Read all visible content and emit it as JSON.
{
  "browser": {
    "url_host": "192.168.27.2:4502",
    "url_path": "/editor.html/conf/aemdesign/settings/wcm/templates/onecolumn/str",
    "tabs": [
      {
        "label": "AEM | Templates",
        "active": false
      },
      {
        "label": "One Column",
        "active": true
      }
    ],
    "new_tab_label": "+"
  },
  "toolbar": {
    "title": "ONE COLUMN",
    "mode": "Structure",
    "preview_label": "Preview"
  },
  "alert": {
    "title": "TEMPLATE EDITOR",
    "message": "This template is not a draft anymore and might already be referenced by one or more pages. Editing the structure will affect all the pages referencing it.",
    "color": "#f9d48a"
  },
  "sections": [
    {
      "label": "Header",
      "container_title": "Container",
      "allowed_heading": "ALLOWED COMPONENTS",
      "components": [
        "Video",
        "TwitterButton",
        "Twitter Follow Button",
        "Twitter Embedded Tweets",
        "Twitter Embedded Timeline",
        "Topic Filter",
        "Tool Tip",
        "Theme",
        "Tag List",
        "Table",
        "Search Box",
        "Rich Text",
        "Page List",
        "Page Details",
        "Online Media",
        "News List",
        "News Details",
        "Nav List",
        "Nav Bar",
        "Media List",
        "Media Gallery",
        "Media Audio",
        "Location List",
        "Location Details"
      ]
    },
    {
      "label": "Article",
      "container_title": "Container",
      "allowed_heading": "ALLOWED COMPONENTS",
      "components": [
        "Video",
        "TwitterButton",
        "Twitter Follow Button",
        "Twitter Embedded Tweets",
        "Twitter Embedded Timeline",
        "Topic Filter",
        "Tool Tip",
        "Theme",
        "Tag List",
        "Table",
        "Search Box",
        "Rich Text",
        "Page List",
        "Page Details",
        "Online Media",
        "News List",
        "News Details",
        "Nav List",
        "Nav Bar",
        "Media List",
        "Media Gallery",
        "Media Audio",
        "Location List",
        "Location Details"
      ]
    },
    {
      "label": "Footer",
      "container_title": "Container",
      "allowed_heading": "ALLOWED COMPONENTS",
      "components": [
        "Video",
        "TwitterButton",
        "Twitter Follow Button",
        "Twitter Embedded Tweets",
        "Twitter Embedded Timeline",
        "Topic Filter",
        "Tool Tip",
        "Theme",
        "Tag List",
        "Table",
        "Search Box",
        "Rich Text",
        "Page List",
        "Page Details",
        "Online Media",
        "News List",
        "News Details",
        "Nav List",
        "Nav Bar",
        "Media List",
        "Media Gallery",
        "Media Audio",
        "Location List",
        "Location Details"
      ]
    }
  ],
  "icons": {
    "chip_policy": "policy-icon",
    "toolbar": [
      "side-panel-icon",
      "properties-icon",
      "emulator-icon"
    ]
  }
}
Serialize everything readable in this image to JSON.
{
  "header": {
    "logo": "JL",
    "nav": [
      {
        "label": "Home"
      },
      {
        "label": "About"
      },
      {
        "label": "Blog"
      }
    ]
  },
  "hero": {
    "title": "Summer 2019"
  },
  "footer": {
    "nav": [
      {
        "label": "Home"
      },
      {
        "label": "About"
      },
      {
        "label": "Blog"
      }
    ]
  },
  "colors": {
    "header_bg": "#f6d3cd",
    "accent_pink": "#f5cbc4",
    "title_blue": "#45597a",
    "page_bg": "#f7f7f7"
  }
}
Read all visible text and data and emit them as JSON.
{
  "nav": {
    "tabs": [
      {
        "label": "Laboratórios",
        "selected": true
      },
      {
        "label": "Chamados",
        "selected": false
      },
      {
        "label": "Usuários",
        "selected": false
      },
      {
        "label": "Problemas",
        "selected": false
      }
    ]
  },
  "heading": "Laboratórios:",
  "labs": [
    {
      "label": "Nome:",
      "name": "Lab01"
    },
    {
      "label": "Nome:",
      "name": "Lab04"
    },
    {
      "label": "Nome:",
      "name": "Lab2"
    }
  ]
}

::::::::::

What this task involves: In full and verbatim, repeat the records given above.

Full response:
Read all visible content and emit it as JSON.
{
  "browser": {
    "url_host": "192.168.27.2:4502",
    "url_path": "/editor.html/conf/aemdesign/settings/wcm/templates/onecolumn/str",
    "tabs": [
      {
        "label": "AEM | Templates",
        "active": false
      },
      {
        "label": "One Column",
        "active": true
      }
    ],
    "new_tab_label": "+"
  },
  "toolbar": {
    "title": "ONE COLUMN",
    "mode": "Structure",
    "preview_label": "Preview"
  },
  "alert": {
    "title": "TEMPLATE EDITOR",
    "message": "This template is not a draft anymore and might already be referenced by one or more pages. Editing the structure will affect all the pages referencing it.",
    "color": "#f9d48a"
  },
  "sections": [
    {
      "label": "Header",
      "container_title": "Container",
      "allowed_heading": "ALLOWED COMPONENTS",
      "components": [
        "Video",
        "TwitterButton",
        "Twitter Follow Button",
        "Twitter Embedded Tweets",
        "Twitter Embedded Timeline",
        "Topic Filter",
        "Tool Tip",
        "Theme",
        "Tag List",
        "Table",
        "Search Box",
        "Rich Text",
        "Page List",
        "Page Details",
        "Online Media",
        "News List",
        "News Details",
        "Nav List",
        "Nav Bar",
        "Media List",
        "Media Gallery",
        "Media Audio",
        "Location List",
        "Location Details"
      ]
    },
    {
      "label": "Article",
      "container_title": "Container",
      "allowed_heading": "ALLOWED COMPONENTS",
      "components": [
        "Video",
        "TwitterButton",
        "Twitter Follow Button",
        "Twitter Embedded Tweets",
        "Twitter Embedded Timeline",
        "Topic Filter",
        "Tool Tip",
        "Theme",
        "Tag List",
        "Table",
        "Search Box",
        "Rich Text",
        "Page List",
        "Page Details",
        "Online Media",
        "News List",
        "News Details",
        "Nav List",
        "Nav Bar",
        "Media List",
        "Media Gallery",
        "Media Audio",
        "Location List",
        "Location Details"
      ]
    },
    {
      "label": "Footer",
      "container_title": "Container",
      "allowed_heading": "ALLOWED COMPONENTS",
      "components": [
        "Video",
        "TwitterButton",
        "Twitter Follow Button",
        "Twitter Embedded Tweets",
        "Twitter Embedded Timeline",
        "Topic Filter",
        "Tool Tip",
        "Theme",
        "Tag List",
        "Table",
        "Search Box",
        "Rich Text",
        "Page List",
        "Page Details",
        "Online Media",
        "News List",
        "News Details",
        "Nav List",
        "Nav Bar",
        "Media List",
        "Media Gallery",
        "Media Audio",
        "Location List",
        "Location Details"
      ]
    }
  ],
  "icons": {
    "chip_policy": "policy-icon",
    "toolbar": [
      "side-panel-icon",
      "properties-icon",
      "emulator-icon"
    ]
  }
}
Serialize everything readable in this image to JSON.
{
  "header": {
    "logo": "JL",
    "nav": [
      {
        "label": "Home"
      },
      {
        "label": "About"
      },
      {
        "label": "Blog"
      }
    ]
  },
  "hero": {
    "title": "Summer 2019"
  },
  "footer": {
    "nav": [
      {
        "label": "Home"
      },
      {
        "label": "About"
      },
      {
        "label": "Blog"
      }
    ]
  },
  "colors": {
    "header_bg": "#f6d3cd",
    "accent_pink": "#f5cbc4",
    "title_blue": "#45597a",
    "page_bg": "#f7f7f7"
  }
}
Read all visible text and data and emit them as JSON.
{
  "nav": {
    "tabs": [
      {
        "label": "Laboratórios",
        "selected": true
      },
      {
        "label": "Chamados",
        "selected": false
      },
      {
        "label": "Usuários",
        "selected": false
      },
      {
        "label": "Problemas",
        "selected": false
      }
    ]
  },
  "heading": "Laboratórios:",
  "labs": [
    {
      "label": "Nome:",
      "name": "Lab01"
    },
    {
      "label": "Nome:",
      "name": "Lab04"
    },
    {
      "label": "Nome:",
      "name": "Lab2"
    }
  ]
}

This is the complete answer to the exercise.